■ Exercise objective
Select from the records below every line that has the word "Center" in it.

■ Dataset records
◇ ◇ ◇ ◇ ◇ ◇ ◇
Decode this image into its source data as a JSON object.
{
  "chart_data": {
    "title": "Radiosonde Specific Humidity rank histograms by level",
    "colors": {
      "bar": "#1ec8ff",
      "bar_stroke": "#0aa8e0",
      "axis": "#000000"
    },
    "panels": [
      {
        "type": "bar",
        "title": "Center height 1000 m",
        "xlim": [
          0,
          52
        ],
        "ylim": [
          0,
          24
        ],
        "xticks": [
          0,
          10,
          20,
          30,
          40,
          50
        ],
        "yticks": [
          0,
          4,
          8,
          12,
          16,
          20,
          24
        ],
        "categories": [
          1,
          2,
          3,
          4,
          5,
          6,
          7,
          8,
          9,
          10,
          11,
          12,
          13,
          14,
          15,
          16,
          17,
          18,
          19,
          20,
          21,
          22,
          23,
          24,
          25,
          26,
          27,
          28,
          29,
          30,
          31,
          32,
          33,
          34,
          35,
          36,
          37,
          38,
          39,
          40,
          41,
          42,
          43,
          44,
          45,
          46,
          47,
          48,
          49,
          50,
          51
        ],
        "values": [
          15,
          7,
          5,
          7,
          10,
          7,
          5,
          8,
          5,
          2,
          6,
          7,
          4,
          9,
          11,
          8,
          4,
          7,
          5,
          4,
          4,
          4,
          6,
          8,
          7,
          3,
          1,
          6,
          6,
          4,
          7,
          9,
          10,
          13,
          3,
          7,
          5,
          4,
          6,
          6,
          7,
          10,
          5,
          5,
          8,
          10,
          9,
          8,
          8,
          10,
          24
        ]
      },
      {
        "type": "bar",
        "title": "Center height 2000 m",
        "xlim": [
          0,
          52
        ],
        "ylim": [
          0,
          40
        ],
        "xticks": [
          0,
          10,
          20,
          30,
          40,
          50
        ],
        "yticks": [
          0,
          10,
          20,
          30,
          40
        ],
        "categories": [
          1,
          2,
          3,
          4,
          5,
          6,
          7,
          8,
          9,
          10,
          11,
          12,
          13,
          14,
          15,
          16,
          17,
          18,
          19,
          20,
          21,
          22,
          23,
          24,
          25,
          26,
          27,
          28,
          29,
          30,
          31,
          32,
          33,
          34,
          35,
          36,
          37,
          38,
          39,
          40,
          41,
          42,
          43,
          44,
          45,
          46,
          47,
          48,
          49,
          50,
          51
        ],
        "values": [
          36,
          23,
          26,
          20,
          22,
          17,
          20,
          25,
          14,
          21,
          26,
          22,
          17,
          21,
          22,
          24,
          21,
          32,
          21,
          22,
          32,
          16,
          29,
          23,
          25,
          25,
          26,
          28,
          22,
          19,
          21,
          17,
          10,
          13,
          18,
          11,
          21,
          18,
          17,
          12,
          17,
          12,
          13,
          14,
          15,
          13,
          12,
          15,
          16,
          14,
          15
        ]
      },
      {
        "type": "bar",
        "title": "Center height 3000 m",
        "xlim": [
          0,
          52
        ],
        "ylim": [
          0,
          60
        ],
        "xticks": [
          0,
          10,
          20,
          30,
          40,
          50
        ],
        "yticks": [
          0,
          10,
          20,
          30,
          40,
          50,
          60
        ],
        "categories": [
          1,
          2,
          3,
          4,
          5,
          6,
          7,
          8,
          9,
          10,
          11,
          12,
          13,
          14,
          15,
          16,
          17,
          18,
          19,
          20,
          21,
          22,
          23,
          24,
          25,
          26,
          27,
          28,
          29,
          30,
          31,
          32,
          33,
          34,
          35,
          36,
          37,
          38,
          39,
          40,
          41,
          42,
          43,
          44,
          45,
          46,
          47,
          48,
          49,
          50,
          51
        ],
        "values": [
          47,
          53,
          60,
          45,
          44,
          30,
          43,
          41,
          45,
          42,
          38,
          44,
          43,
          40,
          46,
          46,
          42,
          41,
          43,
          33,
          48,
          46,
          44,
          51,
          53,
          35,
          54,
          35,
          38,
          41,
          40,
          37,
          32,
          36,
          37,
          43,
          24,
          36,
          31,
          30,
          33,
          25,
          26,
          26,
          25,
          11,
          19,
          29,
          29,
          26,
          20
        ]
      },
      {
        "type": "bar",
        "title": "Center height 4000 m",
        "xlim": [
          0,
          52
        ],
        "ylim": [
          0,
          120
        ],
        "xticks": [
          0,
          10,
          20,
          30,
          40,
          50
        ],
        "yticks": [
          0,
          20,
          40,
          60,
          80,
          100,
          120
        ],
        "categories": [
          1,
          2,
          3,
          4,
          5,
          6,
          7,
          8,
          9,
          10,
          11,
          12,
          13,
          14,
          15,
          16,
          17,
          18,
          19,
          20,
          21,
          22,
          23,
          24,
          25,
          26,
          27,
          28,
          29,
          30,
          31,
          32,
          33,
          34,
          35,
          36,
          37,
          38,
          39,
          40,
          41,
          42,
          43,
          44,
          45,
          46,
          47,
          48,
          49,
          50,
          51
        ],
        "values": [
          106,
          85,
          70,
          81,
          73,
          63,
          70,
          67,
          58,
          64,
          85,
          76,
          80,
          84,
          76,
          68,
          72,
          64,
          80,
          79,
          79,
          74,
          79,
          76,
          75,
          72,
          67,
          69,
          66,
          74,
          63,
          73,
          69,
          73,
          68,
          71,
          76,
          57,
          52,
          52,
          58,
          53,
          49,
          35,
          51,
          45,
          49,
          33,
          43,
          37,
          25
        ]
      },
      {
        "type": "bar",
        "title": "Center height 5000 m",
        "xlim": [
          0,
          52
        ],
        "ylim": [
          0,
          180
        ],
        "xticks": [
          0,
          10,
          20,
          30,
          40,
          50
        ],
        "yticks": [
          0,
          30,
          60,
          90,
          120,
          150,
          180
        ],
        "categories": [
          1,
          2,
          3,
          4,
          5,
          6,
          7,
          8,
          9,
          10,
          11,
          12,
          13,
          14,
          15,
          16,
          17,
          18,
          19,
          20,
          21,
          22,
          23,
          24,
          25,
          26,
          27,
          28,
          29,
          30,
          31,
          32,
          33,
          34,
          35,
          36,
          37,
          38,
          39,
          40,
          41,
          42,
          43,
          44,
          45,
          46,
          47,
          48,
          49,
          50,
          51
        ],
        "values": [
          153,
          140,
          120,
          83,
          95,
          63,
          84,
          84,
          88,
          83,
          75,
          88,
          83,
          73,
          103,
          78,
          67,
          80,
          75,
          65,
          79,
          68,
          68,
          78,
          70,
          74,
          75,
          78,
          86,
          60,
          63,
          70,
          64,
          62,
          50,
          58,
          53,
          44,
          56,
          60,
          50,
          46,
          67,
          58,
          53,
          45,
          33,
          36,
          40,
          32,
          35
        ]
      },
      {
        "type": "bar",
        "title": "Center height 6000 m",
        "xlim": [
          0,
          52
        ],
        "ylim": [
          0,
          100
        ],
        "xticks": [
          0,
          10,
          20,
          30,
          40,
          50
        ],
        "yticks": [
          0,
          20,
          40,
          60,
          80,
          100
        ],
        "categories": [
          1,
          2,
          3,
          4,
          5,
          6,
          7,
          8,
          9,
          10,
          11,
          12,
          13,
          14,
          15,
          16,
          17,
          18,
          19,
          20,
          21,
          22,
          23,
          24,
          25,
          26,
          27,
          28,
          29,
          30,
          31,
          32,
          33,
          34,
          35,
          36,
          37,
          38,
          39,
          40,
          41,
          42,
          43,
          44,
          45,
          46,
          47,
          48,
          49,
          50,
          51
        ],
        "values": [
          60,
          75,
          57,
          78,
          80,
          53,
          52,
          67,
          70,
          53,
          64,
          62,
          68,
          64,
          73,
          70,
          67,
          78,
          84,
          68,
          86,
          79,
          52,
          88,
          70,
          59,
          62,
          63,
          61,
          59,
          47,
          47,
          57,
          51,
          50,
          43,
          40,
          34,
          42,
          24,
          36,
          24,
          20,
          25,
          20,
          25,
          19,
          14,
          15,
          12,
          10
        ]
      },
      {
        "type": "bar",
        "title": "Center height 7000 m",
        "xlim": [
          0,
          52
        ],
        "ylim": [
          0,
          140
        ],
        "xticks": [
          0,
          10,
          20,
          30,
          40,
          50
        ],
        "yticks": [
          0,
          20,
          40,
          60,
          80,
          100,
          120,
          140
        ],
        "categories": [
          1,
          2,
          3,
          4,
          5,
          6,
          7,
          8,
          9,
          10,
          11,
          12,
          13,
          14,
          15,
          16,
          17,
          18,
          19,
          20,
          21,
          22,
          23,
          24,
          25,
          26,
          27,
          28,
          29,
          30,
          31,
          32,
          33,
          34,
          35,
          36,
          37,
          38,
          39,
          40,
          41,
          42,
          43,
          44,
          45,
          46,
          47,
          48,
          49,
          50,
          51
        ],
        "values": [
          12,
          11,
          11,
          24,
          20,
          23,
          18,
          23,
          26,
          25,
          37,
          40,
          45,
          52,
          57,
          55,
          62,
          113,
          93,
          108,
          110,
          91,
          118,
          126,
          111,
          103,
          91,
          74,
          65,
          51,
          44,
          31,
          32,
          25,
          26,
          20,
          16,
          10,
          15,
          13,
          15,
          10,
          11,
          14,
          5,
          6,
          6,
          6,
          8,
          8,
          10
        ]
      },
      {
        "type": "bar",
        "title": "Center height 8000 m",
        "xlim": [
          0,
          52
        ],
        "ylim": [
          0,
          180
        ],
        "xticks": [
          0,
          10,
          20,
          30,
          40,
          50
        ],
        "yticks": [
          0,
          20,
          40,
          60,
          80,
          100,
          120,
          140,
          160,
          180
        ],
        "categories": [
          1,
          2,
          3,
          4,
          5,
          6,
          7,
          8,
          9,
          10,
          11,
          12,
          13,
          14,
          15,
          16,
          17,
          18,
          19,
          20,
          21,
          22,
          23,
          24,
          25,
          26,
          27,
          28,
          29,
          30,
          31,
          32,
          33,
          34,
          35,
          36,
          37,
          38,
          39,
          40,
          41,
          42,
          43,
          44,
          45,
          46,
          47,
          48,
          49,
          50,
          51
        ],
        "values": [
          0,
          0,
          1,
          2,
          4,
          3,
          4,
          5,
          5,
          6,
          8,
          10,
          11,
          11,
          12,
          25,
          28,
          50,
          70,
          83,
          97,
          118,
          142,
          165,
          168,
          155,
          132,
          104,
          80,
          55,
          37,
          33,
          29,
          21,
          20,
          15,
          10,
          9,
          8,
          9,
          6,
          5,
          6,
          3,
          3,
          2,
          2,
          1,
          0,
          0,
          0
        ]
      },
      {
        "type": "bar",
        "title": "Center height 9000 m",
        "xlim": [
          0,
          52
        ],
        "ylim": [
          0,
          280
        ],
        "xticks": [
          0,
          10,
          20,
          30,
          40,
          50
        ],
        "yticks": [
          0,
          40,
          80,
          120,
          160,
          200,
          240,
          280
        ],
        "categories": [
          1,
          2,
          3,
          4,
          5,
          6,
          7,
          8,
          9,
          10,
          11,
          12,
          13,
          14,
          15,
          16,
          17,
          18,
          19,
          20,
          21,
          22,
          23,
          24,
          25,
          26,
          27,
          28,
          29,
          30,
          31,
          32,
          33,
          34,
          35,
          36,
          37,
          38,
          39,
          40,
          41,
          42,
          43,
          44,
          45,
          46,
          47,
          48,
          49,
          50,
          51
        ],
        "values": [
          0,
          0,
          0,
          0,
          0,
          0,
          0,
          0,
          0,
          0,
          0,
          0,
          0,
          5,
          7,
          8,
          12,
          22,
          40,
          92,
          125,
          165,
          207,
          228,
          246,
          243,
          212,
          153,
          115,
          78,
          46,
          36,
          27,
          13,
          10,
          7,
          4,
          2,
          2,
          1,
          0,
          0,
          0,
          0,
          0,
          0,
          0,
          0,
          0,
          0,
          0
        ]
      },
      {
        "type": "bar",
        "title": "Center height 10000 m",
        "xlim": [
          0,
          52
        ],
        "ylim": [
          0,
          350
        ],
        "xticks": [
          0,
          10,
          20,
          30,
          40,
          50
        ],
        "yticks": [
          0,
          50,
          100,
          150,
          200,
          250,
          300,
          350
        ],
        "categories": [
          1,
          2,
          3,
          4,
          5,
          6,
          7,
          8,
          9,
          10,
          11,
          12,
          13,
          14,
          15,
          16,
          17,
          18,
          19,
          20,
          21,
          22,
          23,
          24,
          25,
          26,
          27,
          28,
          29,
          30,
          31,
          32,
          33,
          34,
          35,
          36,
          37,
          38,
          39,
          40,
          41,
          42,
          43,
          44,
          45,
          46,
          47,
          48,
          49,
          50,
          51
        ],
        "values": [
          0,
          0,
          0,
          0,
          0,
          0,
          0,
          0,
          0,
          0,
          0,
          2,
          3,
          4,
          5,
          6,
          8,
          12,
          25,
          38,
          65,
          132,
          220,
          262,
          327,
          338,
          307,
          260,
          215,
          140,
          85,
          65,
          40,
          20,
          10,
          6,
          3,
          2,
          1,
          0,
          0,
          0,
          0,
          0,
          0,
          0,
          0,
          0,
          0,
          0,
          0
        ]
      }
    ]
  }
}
◇ ◇ ◇ ◇ ◇ ◇ ◇
■ Final answer
        "title": "Center height 1000 m",
        "title": "Center height 2000 m",
        "title": "Center height 3000 m",
        "title": "Center height 4000 m",
        "title": "Center height 5000 m",
        "title": "Center height 6000 m",
        "title": "Center height 7000 m",
        "title": "Center height 8000 m",
        "title": "Center height 9000 m",
        "title": "Center height 10000 m",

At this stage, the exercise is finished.